### Problem requirements
Give the number of lines holding the string "TradingView", and nothing else.
#####
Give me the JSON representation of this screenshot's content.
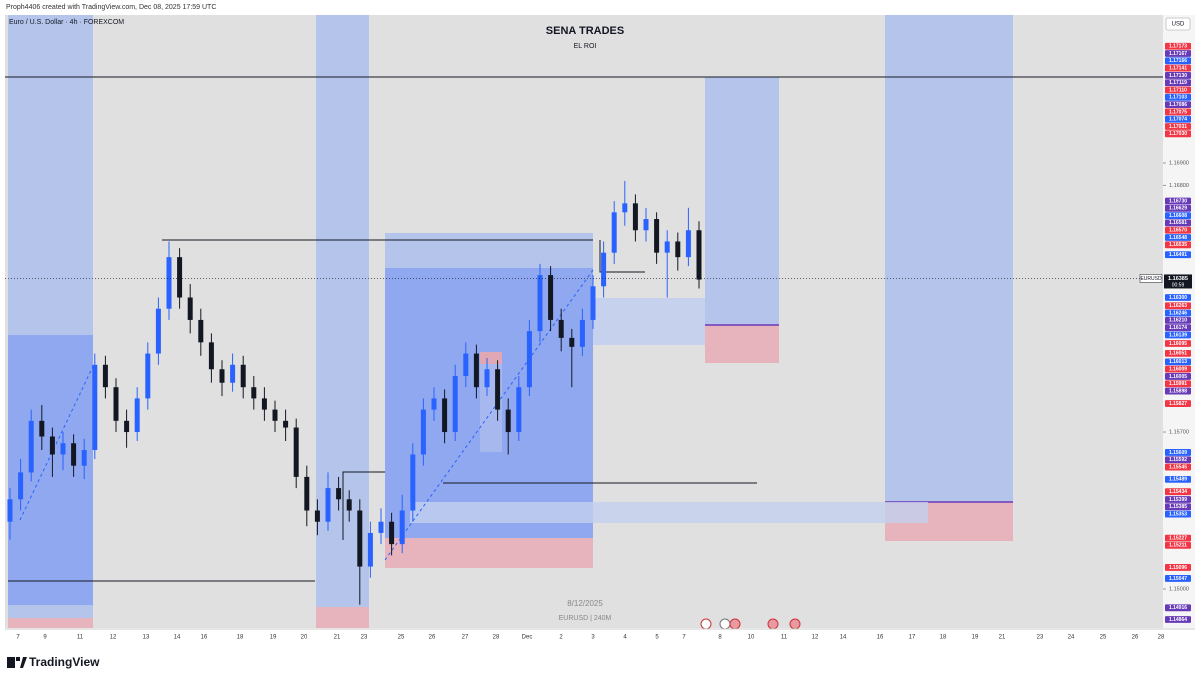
{
  "header": {
    "attribution": "Proph4406 created with TradingView.com, Dec 08, 2025 17:59 UTC",
    "logo": "TradingView"
  },
  "chart_data": {
    "type": "candlestick",
    "symbol_title": "Euro / U.S. Dollar · 4h · FOREXCOM",
    "title": "SENA TRADES",
    "subtitle": "EL ROI",
    "currency": "USD",
    "up_color": "#2962ff",
    "down_color": "#131722",
    "ylim": [
      1.14826,
      1.1756
    ],
    "yticks": [
      {
        "value": 1.169,
        "label": "1.16900"
      },
      {
        "value": 1.168,
        "label": "1.16800"
      },
      {
        "value": 1.157,
        "label": "1.15700"
      },
      {
        "value": 1.15,
        "label": "1.15000"
      }
    ],
    "x_labels": [
      "7",
      "9",
      "11",
      "12",
      "13",
      "14",
      "16",
      "18",
      "19",
      "20",
      "21",
      "23",
      "25",
      "26",
      "27",
      "28",
      "Dec",
      "2",
      "3",
      "4",
      "5",
      "7",
      "8",
      "10",
      "11",
      "12",
      "14",
      "16",
      "17",
      "18",
      "19",
      "21",
      "23",
      "24",
      "25",
      "26",
      "28"
    ],
    "candles": [
      [
        1.153,
        1.1545,
        1.1522,
        1.154
      ],
      [
        1.154,
        1.1558,
        1.1535,
        1.1552
      ],
      [
        1.1552,
        1.158,
        1.1548,
        1.1575
      ],
      [
        1.1575,
        1.1582,
        1.1562,
        1.1568
      ],
      [
        1.1568,
        1.1572,
        1.155,
        1.156
      ],
      [
        1.156,
        1.157,
        1.1553,
        1.1565
      ],
      [
        1.1565,
        1.1569,
        1.155,
        1.1555
      ],
      [
        1.1555,
        1.1567,
        1.1549,
        1.1562
      ],
      [
        1.1562,
        1.1605,
        1.1558,
        1.16
      ],
      [
        1.16,
        1.1604,
        1.1585,
        1.159
      ],
      [
        1.159,
        1.1594,
        1.157,
        1.1575
      ],
      [
        1.1575,
        1.158,
        1.1563,
        1.157
      ],
      [
        1.157,
        1.159,
        1.1566,
        1.1585
      ],
      [
        1.1585,
        1.161,
        1.158,
        1.1605
      ],
      [
        1.1605,
        1.163,
        1.16,
        1.1625
      ],
      [
        1.1625,
        1.1655,
        1.162,
        1.1648
      ],
      [
        1.1648,
        1.1652,
        1.1625,
        1.163
      ],
      [
        1.163,
        1.1636,
        1.1614,
        1.162
      ],
      [
        1.162,
        1.1625,
        1.1604,
        1.161
      ],
      [
        1.161,
        1.1614,
        1.1592,
        1.1598
      ],
      [
        1.1598,
        1.1602,
        1.1586,
        1.1592
      ],
      [
        1.1592,
        1.1605,
        1.1588,
        1.16
      ],
      [
        1.16,
        1.1604,
        1.1585,
        1.159
      ],
      [
        1.159,
        1.1595,
        1.158,
        1.1585
      ],
      [
        1.1585,
        1.159,
        1.1575,
        1.158
      ],
      [
        1.158,
        1.1584,
        1.157,
        1.1575
      ],
      [
        1.1575,
        1.158,
        1.1566,
        1.1572
      ],
      [
        1.1572,
        1.1576,
        1.1545,
        1.155
      ],
      [
        1.155,
        1.1555,
        1.1528,
        1.1535
      ],
      [
        1.1535,
        1.154,
        1.1524,
        1.153
      ],
      [
        1.153,
        1.1552,
        1.1526,
        1.1545
      ],
      [
        1.1545,
        1.155,
        1.1535,
        1.154
      ],
      [
        1.154,
        1.1544,
        1.153,
        1.1535
      ],
      [
        1.1535,
        1.154,
        1.1493,
        1.151
      ],
      [
        1.151,
        1.153,
        1.1505,
        1.1525
      ],
      [
        1.1525,
        1.1536,
        1.152,
        1.153
      ],
      [
        1.153,
        1.1534,
        1.1515,
        1.152
      ],
      [
        1.152,
        1.1542,
        1.1516,
        1.1535
      ],
      [
        1.1535,
        1.1565,
        1.153,
        1.156
      ],
      [
        1.156,
        1.1585,
        1.1555,
        1.158
      ],
      [
        1.158,
        1.159,
        1.1575,
        1.1585
      ],
      [
        1.1585,
        1.1589,
        1.1565,
        1.157
      ],
      [
        1.157,
        1.16,
        1.1566,
        1.1595
      ],
      [
        1.1595,
        1.161,
        1.159,
        1.1605
      ],
      [
        1.1605,
        1.1609,
        1.1585,
        1.159
      ],
      [
        1.159,
        1.1603,
        1.1586,
        1.1598
      ],
      [
        1.1598,
        1.1602,
        1.1575,
        1.158
      ],
      [
        1.158,
        1.1585,
        1.156,
        1.157
      ],
      [
        1.157,
        1.1595,
        1.1566,
        1.159
      ],
      [
        1.159,
        1.162,
        1.1586,
        1.1615
      ],
      [
        1.1615,
        1.1645,
        1.161,
        1.164
      ],
      [
        1.164,
        1.1644,
        1.1615,
        1.162
      ],
      [
        1.162,
        1.1625,
        1.1606,
        1.1612
      ],
      [
        1.1612,
        1.1616,
        1.159,
        1.1608
      ],
      [
        1.1608,
        1.1625,
        1.1604,
        1.162
      ],
      [
        1.162,
        1.164,
        1.1616,
        1.1635
      ],
      [
        1.1635,
        1.1655,
        1.163,
        1.165
      ],
      [
        1.165,
        1.1673,
        1.1645,
        1.1668
      ],
      [
        1.1668,
        1.1682,
        1.1662,
        1.1672
      ],
      [
        1.1672,
        1.1676,
        1.1655,
        1.166
      ],
      [
        1.166,
        1.167,
        1.1655,
        1.1665
      ],
      [
        1.1665,
        1.1668,
        1.1645,
        1.165
      ],
      [
        1.165,
        1.166,
        1.163,
        1.1655
      ],
      [
        1.1655,
        1.1659,
        1.1642,
        1.1648
      ],
      [
        1.1648,
        1.167,
        1.1644,
        1.166
      ],
      [
        1.166,
        1.1664,
        1.1634,
        1.1638
      ]
    ],
    "current_price": {
      "symbol": "EURUSD",
      "value": 1.16385,
      "countdown": "00:59"
    },
    "price_labels": [
      {
        "value": 1.17173,
        "label": "1.17173",
        "color": "#f23645"
      },
      {
        "value": 1.17167,
        "label": "1.17167",
        "color": "#673ab7"
      },
      {
        "value": 1.17166,
        "label": "1.17166",
        "color": "#2962ff"
      },
      {
        "value": 1.17141,
        "label": "1.17141",
        "color": "#f23645"
      },
      {
        "value": 1.1713,
        "label": "1.17130",
        "color": "#673ab7"
      },
      {
        "value": 1.17119,
        "label": "1.17119",
        "color": "#673ab7"
      },
      {
        "value": 1.1711,
        "label": "1.17110",
        "color": "#f23645"
      },
      {
        "value": 1.17103,
        "label": "1.17103",
        "color": "#2962ff"
      },
      {
        "value": 1.17086,
        "label": "1.17086",
        "color": "#673ab7"
      },
      {
        "value": 1.17075,
        "label": "1.17075",
        "color": "#f23645"
      },
      {
        "value": 1.17074,
        "label": "1.17074",
        "color": "#2962ff"
      },
      {
        "value": 1.17031,
        "label": "1.17031",
        "color": "#f23645"
      },
      {
        "value": 1.1703,
        "label": "1.17030",
        "color": "#f23645"
      },
      {
        "value": 1.1673,
        "label": "1.16730",
        "color": "#673ab7"
      },
      {
        "value": 1.16629,
        "label": "1.16629",
        "color": "#673ab7"
      },
      {
        "value": 1.16608,
        "label": "1.16608",
        "color": "#2962ff"
      },
      {
        "value": 1.16581,
        "label": "1.16581",
        "color": "#673ab7"
      },
      {
        "value": 1.1657,
        "label": "1.16570",
        "color": "#f23645"
      },
      {
        "value": 1.16548,
        "label": "1.16548",
        "color": "#2962ff"
      },
      {
        "value": 1.16535,
        "label": "1.16535",
        "color": "#f23645"
      },
      {
        "value": 1.16491,
        "label": "1.16491",
        "color": "#2962ff"
      },
      {
        "value": 1.163,
        "label": "1.16300",
        "color": "#2962ff"
      },
      {
        "value": 1.16263,
        "label": "1.16263",
        "color": "#f23645"
      },
      {
        "value": 1.16246,
        "label": "1.16246",
        "color": "#2962ff"
      },
      {
        "value": 1.1621,
        "label": "1.16210",
        "color": "#673ab7"
      },
      {
        "value": 1.16174,
        "label": "1.16174",
        "color": "#673ab7"
      },
      {
        "value": 1.16139,
        "label": "1.16139",
        "color": "#2962ff"
      },
      {
        "value": 1.16095,
        "label": "1.16095",
        "color": "#f23645"
      },
      {
        "value": 1.16051,
        "label": "1.16051",
        "color": "#f23645"
      },
      {
        "value": 1.16013,
        "label": "1.16013",
        "color": "#2962ff"
      },
      {
        "value": 1.16009,
        "label": "1.16009",
        "color": "#f23645"
      },
      {
        "value": 1.16005,
        "label": "1.16005",
        "color": "#673ab7"
      },
      {
        "value": 1.15991,
        "label": "1.15991",
        "color": "#f23645"
      },
      {
        "value": 1.15898,
        "label": "1.15898",
        "color": "#673ab7"
      },
      {
        "value": 1.15827,
        "label": "1.15827",
        "color": "#f23645"
      },
      {
        "value": 1.15609,
        "label": "1.15609",
        "color": "#2962ff"
      },
      {
        "value": 1.15592,
        "label": "1.15592",
        "color": "#673ab7"
      },
      {
        "value": 1.15545,
        "label": "1.15545",
        "color": "#f23645"
      },
      {
        "value": 1.15489,
        "label": "1.15489",
        "color": "#2962ff"
      },
      {
        "value": 1.15434,
        "label": "1.15434",
        "color": "#f23645"
      },
      {
        "value": 1.15399,
        "label": "1.15399",
        "color": "#673ab7"
      },
      {
        "value": 1.15385,
        "label": "1.15385",
        "color": "#673ab7"
      },
      {
        "value": 1.15353,
        "label": "1.15353",
        "color": "#2962ff"
      },
      {
        "value": 1.15227,
        "label": "1.15227",
        "color": "#f23645"
      },
      {
        "value": 1.15211,
        "label": "1.15211",
        "color": "#f23645"
      },
      {
        "value": 1.15096,
        "label": "1.15096",
        "color": "#f23645"
      },
      {
        "value": 1.15047,
        "label": "1.15047",
        "color": "#2962ff"
      },
      {
        "value": 1.14916,
        "label": "1.14916",
        "color": "#673ab7"
      },
      {
        "value": 1.14864,
        "label": "1.14864",
        "color": "#673ab7"
      }
    ],
    "annotations": {
      "date": "8/12/2025",
      "interval": "EURUSD | 240M"
    }
  }
}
#####
### Answer to this task
2